**EXERCISE AIM**
Please list all lines of the material below in which the string "with" occurs.

**EXCERPTED RECORDS**
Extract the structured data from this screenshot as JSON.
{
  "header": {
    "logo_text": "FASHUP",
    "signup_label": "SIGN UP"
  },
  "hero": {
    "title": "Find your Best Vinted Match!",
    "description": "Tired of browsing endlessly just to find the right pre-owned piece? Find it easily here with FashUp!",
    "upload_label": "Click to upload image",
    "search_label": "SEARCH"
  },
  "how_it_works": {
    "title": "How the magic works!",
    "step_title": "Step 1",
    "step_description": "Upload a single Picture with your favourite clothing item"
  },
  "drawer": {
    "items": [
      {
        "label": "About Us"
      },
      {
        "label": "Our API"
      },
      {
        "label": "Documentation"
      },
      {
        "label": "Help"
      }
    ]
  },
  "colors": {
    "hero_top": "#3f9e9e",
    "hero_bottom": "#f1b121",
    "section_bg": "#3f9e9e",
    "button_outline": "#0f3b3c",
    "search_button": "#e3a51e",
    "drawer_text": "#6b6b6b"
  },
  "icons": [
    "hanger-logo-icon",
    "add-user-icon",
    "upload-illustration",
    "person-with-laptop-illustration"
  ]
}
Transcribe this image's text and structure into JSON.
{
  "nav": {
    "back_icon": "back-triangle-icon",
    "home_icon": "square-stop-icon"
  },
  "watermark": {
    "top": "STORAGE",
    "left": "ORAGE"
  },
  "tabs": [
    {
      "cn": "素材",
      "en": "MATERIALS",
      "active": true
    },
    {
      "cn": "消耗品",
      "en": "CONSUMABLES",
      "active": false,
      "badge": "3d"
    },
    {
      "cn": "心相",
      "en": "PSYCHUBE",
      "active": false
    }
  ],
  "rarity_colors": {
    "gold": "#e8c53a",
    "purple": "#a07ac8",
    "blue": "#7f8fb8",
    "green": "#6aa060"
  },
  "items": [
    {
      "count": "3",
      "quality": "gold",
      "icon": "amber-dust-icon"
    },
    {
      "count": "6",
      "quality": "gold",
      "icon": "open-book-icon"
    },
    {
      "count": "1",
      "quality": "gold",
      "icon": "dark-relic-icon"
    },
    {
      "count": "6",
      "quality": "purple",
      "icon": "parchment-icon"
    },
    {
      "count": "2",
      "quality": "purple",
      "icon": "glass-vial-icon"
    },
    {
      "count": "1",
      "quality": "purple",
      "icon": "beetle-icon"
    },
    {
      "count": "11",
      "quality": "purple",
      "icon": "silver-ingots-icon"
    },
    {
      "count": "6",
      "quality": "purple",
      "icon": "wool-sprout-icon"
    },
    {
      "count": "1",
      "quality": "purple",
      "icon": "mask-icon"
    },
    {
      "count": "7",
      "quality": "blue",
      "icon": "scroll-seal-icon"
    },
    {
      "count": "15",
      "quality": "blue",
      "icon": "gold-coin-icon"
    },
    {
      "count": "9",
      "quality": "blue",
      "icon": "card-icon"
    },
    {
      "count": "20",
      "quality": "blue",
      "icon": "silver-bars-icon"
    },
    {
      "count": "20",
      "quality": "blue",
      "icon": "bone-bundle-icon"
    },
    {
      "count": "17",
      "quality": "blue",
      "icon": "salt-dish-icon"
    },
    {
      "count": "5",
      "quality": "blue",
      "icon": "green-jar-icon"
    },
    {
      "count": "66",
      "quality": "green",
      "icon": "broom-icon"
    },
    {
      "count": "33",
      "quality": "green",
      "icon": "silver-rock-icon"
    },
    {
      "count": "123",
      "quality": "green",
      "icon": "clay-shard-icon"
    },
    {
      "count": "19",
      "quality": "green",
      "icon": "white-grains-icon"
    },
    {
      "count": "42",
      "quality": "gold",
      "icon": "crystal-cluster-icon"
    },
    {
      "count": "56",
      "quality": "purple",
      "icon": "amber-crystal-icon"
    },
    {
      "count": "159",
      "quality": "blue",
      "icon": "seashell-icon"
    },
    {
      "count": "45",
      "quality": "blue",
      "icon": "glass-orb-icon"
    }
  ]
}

**TASK SOLUTION**
    "description": "Tired of browsing endlessly just to find the right pre-owned piece? Find it easily here with FashUp!",
    "step_description": "Upload a single Picture with your favourite clothing item"
    "person-with-laptop-illustration"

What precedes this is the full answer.